Listed entries:
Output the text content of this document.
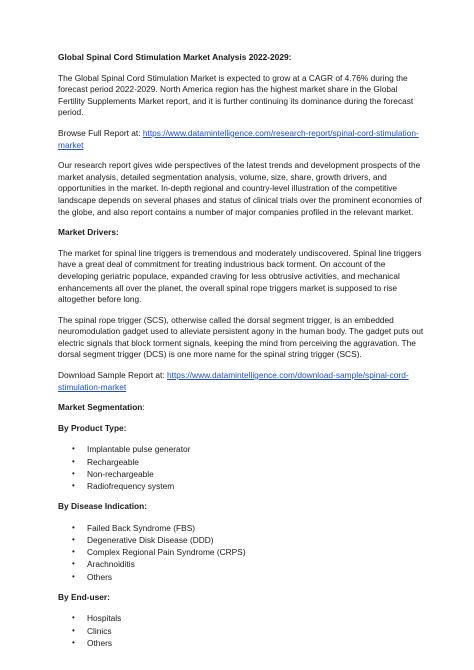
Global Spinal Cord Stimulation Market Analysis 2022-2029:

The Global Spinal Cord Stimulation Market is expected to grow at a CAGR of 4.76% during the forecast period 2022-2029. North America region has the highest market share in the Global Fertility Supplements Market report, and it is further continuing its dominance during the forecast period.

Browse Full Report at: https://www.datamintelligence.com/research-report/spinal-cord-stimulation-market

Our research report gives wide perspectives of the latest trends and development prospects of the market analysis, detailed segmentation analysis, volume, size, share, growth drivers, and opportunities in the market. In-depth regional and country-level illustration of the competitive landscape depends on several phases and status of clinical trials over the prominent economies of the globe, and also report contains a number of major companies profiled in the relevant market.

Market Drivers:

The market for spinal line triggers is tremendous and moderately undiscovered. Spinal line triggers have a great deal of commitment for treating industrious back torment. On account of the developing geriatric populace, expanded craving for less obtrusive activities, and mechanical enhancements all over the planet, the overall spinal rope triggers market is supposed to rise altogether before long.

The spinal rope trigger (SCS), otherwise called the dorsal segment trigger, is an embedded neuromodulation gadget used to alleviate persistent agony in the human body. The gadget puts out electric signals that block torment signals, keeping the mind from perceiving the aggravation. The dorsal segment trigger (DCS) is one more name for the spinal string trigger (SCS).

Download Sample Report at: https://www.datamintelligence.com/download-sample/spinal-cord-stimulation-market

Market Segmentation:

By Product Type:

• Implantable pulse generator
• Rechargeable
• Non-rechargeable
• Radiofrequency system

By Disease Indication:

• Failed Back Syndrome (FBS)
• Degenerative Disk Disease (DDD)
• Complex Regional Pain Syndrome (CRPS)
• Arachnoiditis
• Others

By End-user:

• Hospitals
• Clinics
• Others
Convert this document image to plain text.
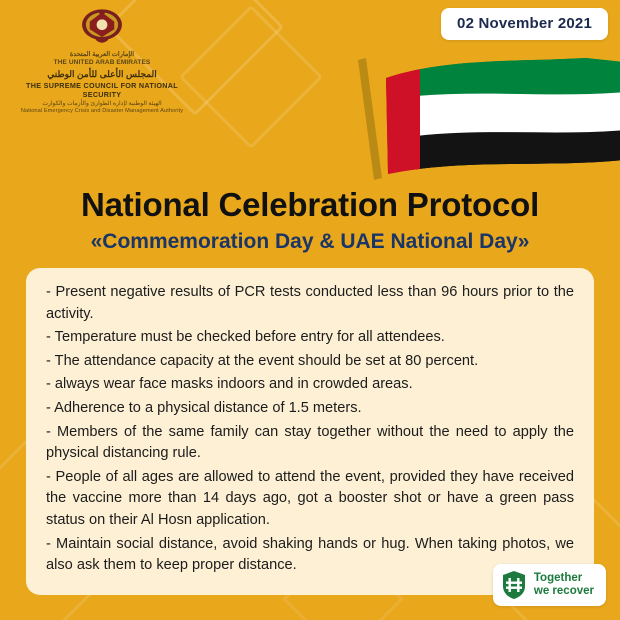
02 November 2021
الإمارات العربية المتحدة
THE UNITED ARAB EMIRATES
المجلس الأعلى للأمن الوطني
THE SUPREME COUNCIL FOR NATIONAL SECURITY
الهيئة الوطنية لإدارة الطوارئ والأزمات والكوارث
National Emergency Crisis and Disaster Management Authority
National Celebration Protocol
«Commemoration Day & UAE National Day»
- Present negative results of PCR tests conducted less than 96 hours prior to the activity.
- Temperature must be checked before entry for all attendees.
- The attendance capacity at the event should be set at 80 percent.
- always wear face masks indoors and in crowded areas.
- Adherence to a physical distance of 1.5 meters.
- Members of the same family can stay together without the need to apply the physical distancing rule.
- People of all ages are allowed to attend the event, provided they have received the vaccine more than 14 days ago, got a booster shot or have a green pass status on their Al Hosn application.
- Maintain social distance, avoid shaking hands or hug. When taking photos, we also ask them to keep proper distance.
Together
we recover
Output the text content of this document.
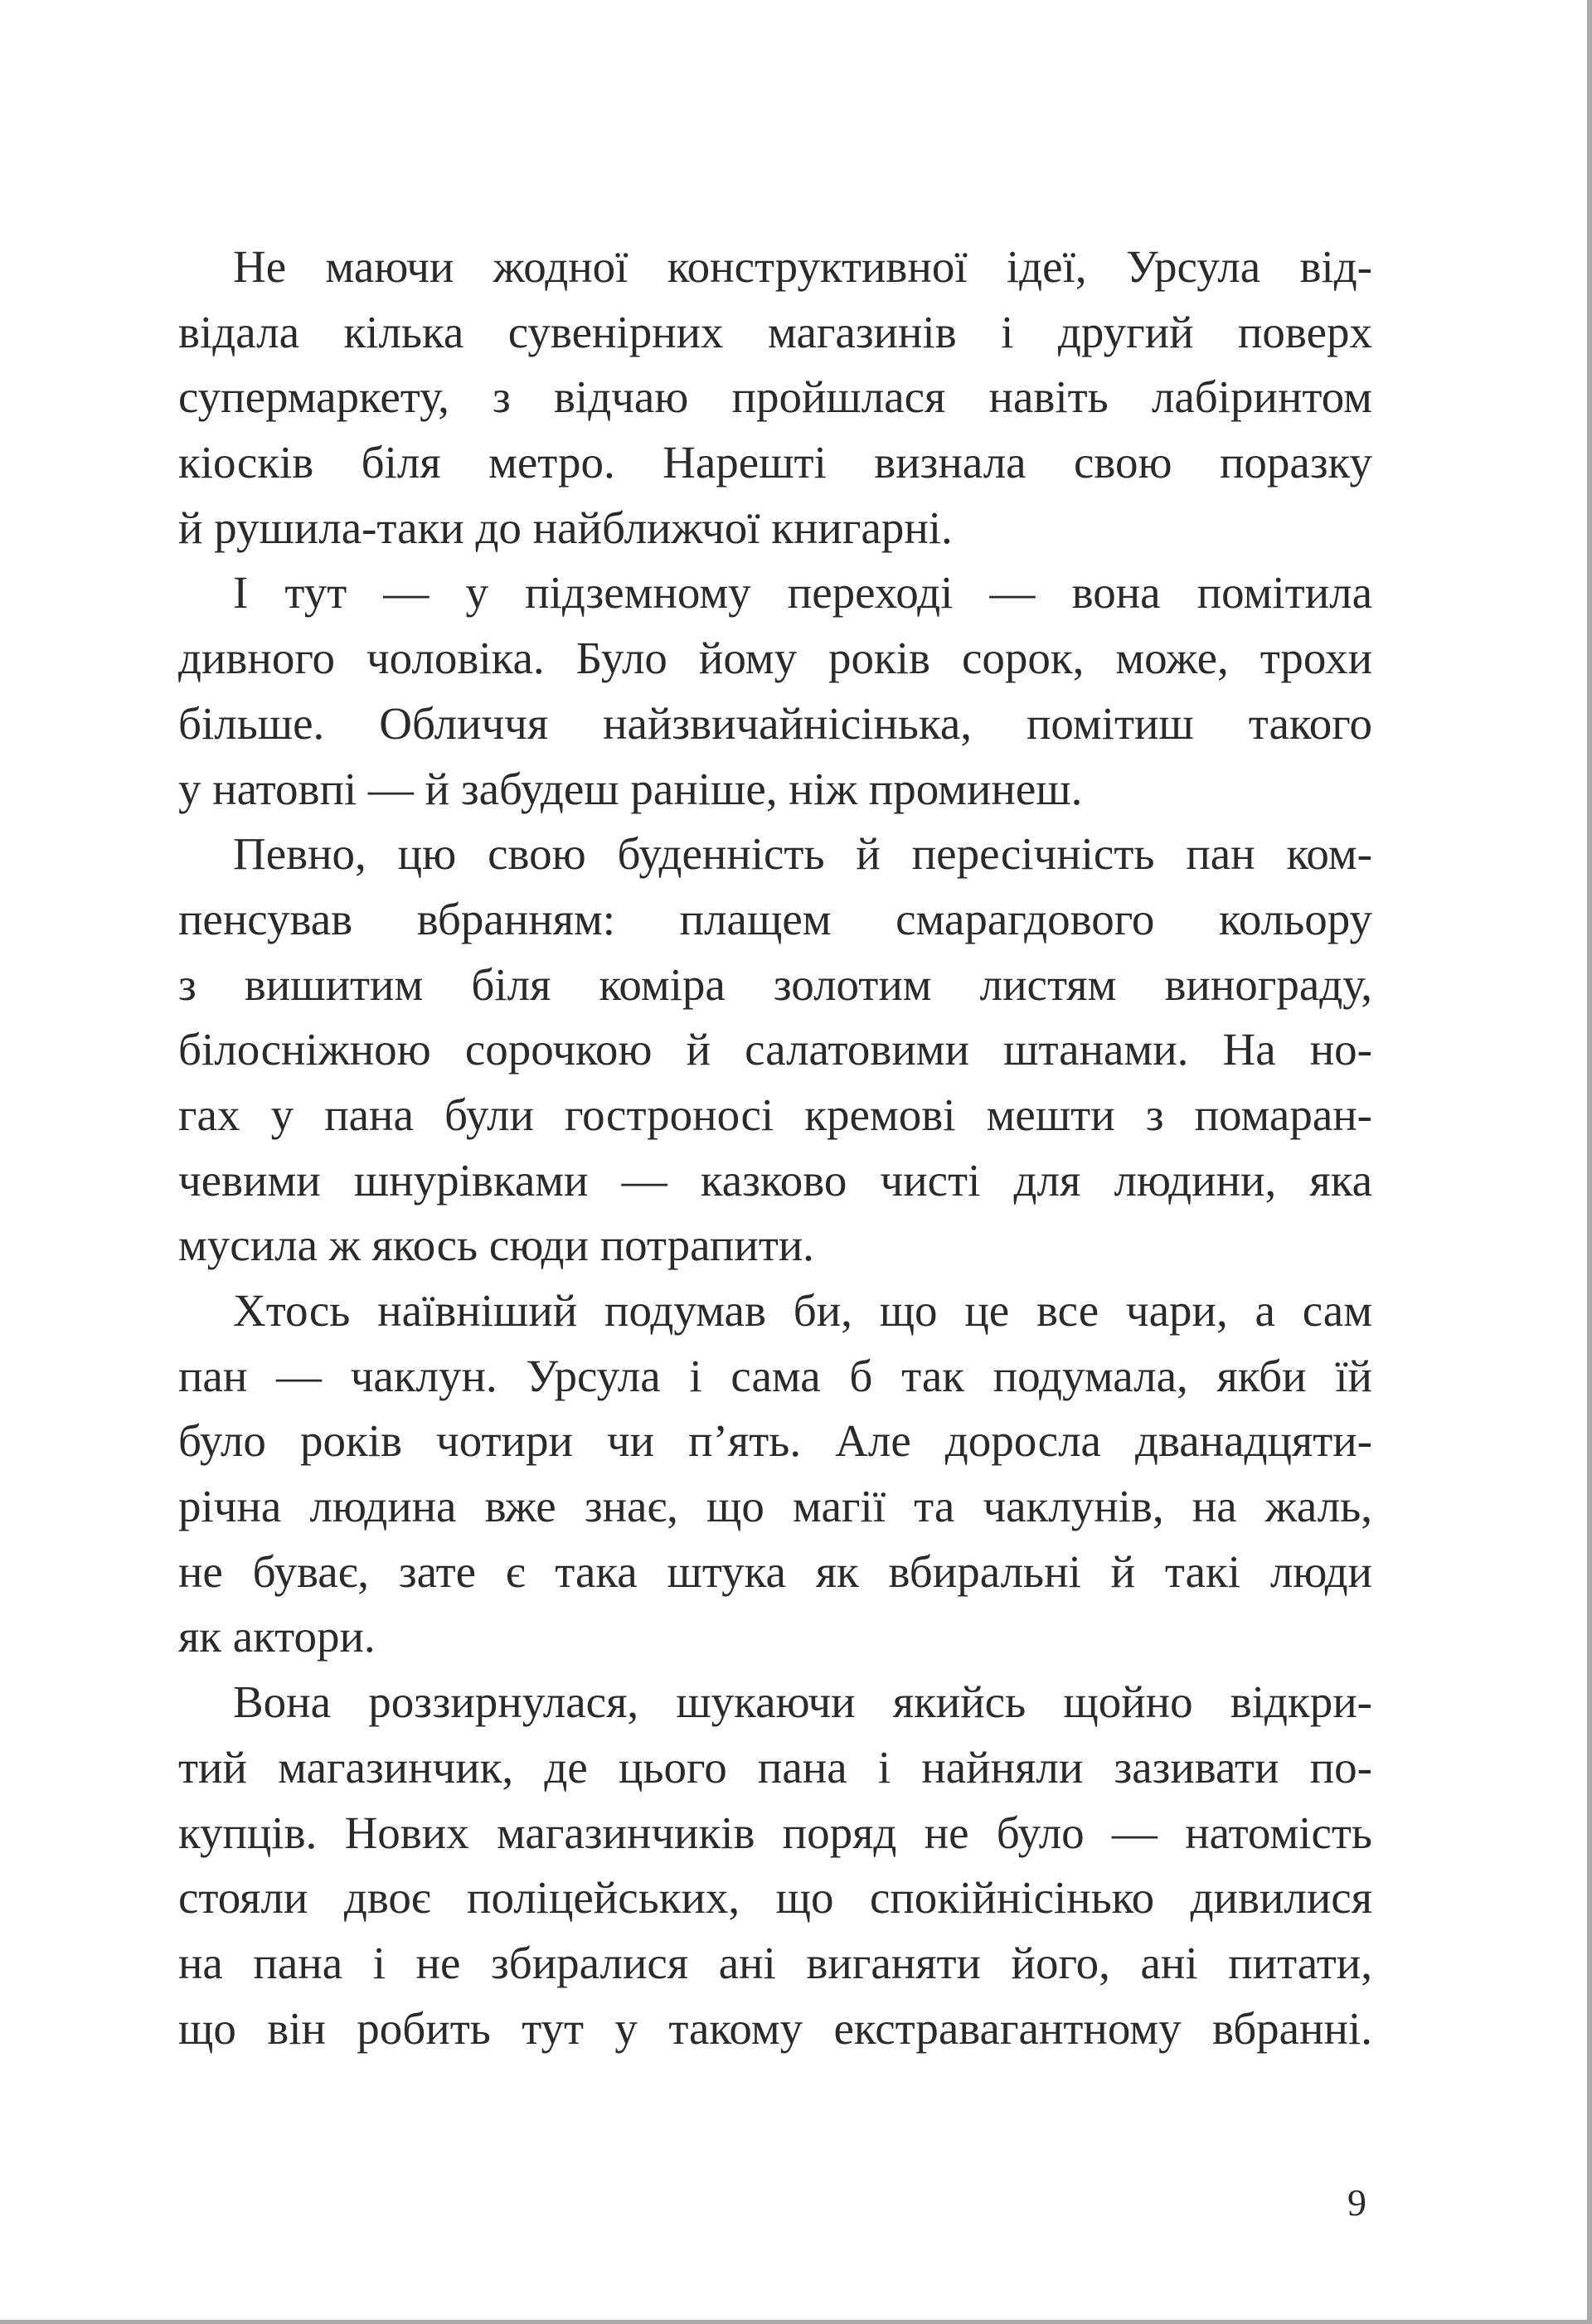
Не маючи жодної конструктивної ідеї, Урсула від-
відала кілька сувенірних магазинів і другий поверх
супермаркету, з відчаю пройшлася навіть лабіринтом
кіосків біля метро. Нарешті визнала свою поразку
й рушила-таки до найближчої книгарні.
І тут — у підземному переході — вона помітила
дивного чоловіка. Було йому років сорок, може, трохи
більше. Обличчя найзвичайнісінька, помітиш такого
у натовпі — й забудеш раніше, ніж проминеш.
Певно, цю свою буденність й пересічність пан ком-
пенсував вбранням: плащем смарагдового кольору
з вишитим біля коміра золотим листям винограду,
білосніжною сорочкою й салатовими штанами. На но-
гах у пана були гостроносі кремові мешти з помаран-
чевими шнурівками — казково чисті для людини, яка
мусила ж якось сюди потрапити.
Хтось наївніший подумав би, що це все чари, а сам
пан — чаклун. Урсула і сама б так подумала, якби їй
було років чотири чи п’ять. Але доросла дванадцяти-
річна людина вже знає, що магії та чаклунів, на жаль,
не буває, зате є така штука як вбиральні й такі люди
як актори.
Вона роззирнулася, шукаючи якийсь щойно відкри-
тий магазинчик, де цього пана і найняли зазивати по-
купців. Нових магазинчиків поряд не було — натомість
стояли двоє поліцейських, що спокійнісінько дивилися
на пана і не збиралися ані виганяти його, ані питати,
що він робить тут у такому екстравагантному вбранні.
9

Your instructions:
Repeat the records above exactly, omitting every picture.

Full answer:
Output the text content of this document.
Global Spinal Cord Stimulation Market Analysis 2022-2029:

The Global Spinal Cord Stimulation Market is expected to grow at a CAGR of 4.76% during the forecast period 2022-2029. North America region has the highest market share in the Global Fertility Supplements Market report, and it is further continuing its dominance during the forecast period.

Browse Full Report at: https://www.datamintelligence.com/research-report/spinal-cord-stimulation-market

Our research report gives wide perspectives of the latest trends and development prospects of the market analysis, detailed segmentation analysis, volume, size, share, growth drivers, and opportunities in the market. In-depth regional and country-level illustration of the competitive landscape depends on several phases and status of clinical trials over the prominent economies of the globe, and also report contains a number of major companies profiled in the relevant market.

Market Drivers:

The market for spinal line triggers is tremendous and moderately undiscovered. Spinal line triggers have a great deal of commitment for treating industrious back torment. On account of the developing geriatric populace, expanded craving for less obtrusive activities, and mechanical enhancements all over the planet, the overall spinal rope triggers market is supposed to rise altogether before long.

The spinal rope trigger (SCS), otherwise called the dorsal segment trigger, is an embedded neuromodulation gadget used to alleviate persistent agony in the human body. The gadget puts out electric signals that block torment signals, keeping the mind from perceiving the aggravation. The dorsal segment trigger (DCS) is one more name for the spinal string trigger (SCS).

Download Sample Report at: https://www.datamintelligence.com/download-sample/spinal-cord-stimulation-market

Market Segmentation:

By Product Type:

• Implantable pulse generator
• Rechargeable
• Non-rechargeable
• Radiofrequency system

By Disease Indication:

• Failed Back Syndrome (FBS)
• Degenerative Disk Disease (DDD)
• Complex Regional Pain Syndrome (CRPS)
• Arachnoiditis
• Others

By End-user:

• Hospitals
• Clinics
• Others
Convert this document image to plain text.
02 November 2021
الإمارات العربية المتحدة
THE UNITED ARAB EMIRATES
المجلس الأعلى للأمن الوطني
THE SUPREME COUNCIL FOR NATIONAL SECURITY
الهيئة الوطنية لإدارة الطوارئ والأزمات والكوارث
National Emergency Crisis and Disaster Management Authority
National Celebration Protocol
«Commemoration Day & UAE National Day»
- Present negative results of PCR tests conducted less than 96 hours prior to the activity.
- Temperature must be checked before entry for all attendees.
- The attendance capacity at the event should be set at 80 percent.
- always wear face masks indoors and in crowded areas.
- Adherence to a physical distance of 1.5 meters.
- Members of the same family can stay together without the need to apply the physical distancing rule.
- People of all ages are allowed to attend the event, provided they have received the vaccine more than 14 days ago, got a booster shot or have a green pass status on their Al Hosn application.
- Maintain social distance, avoid shaking hands or hug. When taking photos, we also ask them to keep proper distance.
Together
we recover
Output the text content of this document.
Не маючи жодної конструктивної ідеї, Урсула від-
відала кілька сувенірних магазинів і другий поверх
супермаркету, з відчаю пройшлася навіть лабіринтом
кіосків біля метро. Нарешті визнала свою поразку
й рушила-таки до найближчої книгарні.
І тут — у підземному переході — вона помітила
дивного чоловіка. Було йому років сорок, може, трохи
більше. Обличчя найзвичайнісінька, помітиш такого
у натовпі — й забудеш раніше, ніж проминеш.
Певно, цю свою буденність й пересічність пан ком-
пенсував вбранням: плащем смарагдового кольору
з вишитим біля коміра золотим листям винограду,
білосніжною сорочкою й салатовими штанами. На но-
гах у пана були гостроносі кремові мешти з помаран-
чевими шнурівками — казково чисті для людини, яка
мусила ж якось сюди потрапити.
Хтось наївніший подумав би, що це все чари, а сам
пан — чаклун. Урсула і сама б так подумала, якби їй
було років чотири чи п’ять. Але доросла дванадцяти-
річна людина вже знає, що магії та чаклунів, на жаль,
не буває, зате є така штука як вбиральні й такі люди
як актори.
Вона роззирнулася, шукаючи якийсь щойно відкри-
тий магазинчик, де цього пана і найняли зазивати по-
купців. Нових магазинчиків поряд не було — натомість
стояли двоє поліцейських, що спокійнісінько дивилися
на пана і не збиралися ані виганяти його, ані питати,
що він робить тут у такому екстравагантному вбранні.
9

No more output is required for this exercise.